___ Dataset excerpts ___

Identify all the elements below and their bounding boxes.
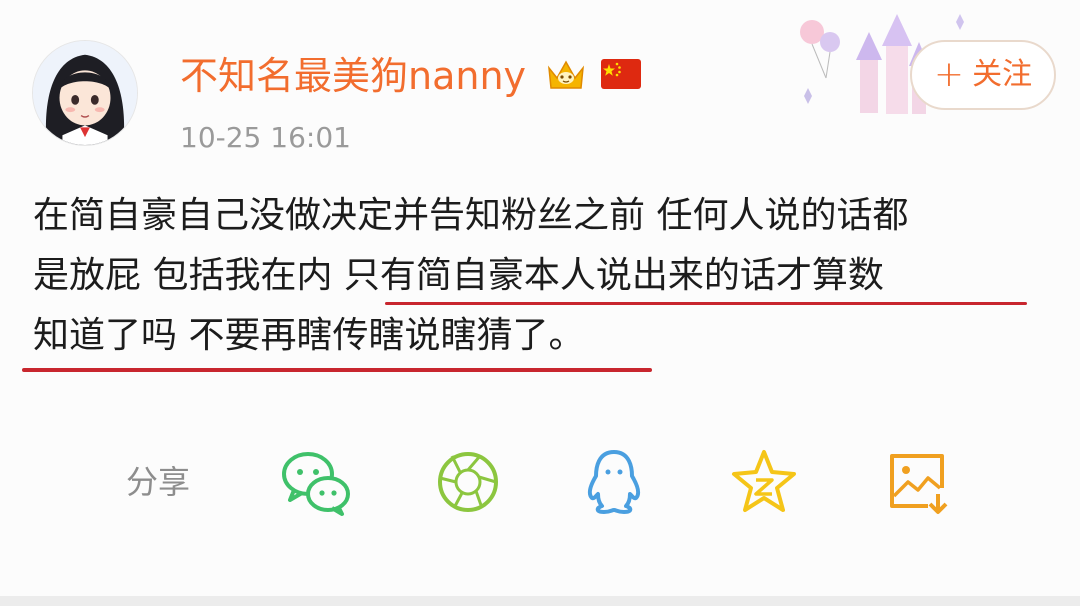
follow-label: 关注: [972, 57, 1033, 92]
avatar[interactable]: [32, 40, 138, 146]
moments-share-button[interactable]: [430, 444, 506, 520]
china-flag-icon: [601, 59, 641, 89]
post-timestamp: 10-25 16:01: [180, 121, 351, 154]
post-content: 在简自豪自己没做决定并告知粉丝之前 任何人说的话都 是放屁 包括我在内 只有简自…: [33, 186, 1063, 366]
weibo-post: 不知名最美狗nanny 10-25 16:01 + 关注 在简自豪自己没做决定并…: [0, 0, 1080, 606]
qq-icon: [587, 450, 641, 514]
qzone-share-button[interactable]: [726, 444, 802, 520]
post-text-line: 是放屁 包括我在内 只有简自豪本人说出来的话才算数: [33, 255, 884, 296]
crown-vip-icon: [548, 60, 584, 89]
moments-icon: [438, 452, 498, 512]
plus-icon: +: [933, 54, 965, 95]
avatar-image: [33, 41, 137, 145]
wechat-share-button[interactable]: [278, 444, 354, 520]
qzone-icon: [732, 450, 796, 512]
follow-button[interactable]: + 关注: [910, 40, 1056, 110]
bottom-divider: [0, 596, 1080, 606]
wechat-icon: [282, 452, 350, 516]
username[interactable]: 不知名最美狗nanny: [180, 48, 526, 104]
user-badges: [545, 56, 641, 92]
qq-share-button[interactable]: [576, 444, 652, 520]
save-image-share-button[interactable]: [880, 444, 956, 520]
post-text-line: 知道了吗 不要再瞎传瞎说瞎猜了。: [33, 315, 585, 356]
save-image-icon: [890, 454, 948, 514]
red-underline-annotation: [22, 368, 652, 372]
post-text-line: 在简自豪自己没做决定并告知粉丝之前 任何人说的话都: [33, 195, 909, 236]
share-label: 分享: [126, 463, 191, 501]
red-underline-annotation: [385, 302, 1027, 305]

___

**Task objective:**
Copy out the items verbatim, starting at the line that contains "follow-label: 关注: [972, 57, 1033, 92]" and ending at the line that contains "save-image-icon: [890, 454, 948, 514]", with both of those lines included.

**Finished task:**
follow-label: 关注: [972, 57, 1033, 92]
avatar[interactable]: [32, 40, 138, 146]
moments-share-button[interactable]: [430, 444, 506, 520]
china-flag-icon: [601, 59, 641, 89]
post-timestamp: 10-25 16:01: [180, 121, 351, 154]
post-content: 在简自豪自己没做决定并告知粉丝之前 任何人说的话都 是放屁 包括我在内 只有简自…: [33, 186, 1063, 366]
weibo-post: 不知名最美狗nanny 10-25 16:01 + 关注 在简自豪自己没做决定并…: [0, 0, 1080, 606]
qq-icon: [587, 450, 641, 514]
qzone-share-button[interactable]: [726, 444, 802, 520]
post-text-line: 是放屁 包括我在内 只有简自豪本人说出来的话才算数: [33, 255, 884, 296]
crown-vip-icon: [548, 60, 584, 89]
moments-icon: [438, 452, 498, 512]
plus-icon: +: [933, 54, 965, 95]
avatar-image: [33, 41, 137, 145]
wechat-share-button[interactable]: [278, 444, 354, 520]
qzone-icon: [732, 450, 796, 512]
follow-button[interactable]: + 关注: [910, 40, 1056, 110]
bottom-divider: [0, 596, 1080, 606]
wechat-icon: [282, 452, 350, 516]
username[interactable]: 不知名最美狗nanny: [180, 48, 526, 104]
user-badges: [545, 56, 641, 92]
qq-share-button[interactable]: [576, 444, 652, 520]
save-image-share-button[interactable]: [880, 444, 956, 520]
post-text-line: 知道了吗 不要再瞎传瞎说瞎猜了。: [33, 315, 585, 356]
save-image-icon: [890, 454, 948, 514]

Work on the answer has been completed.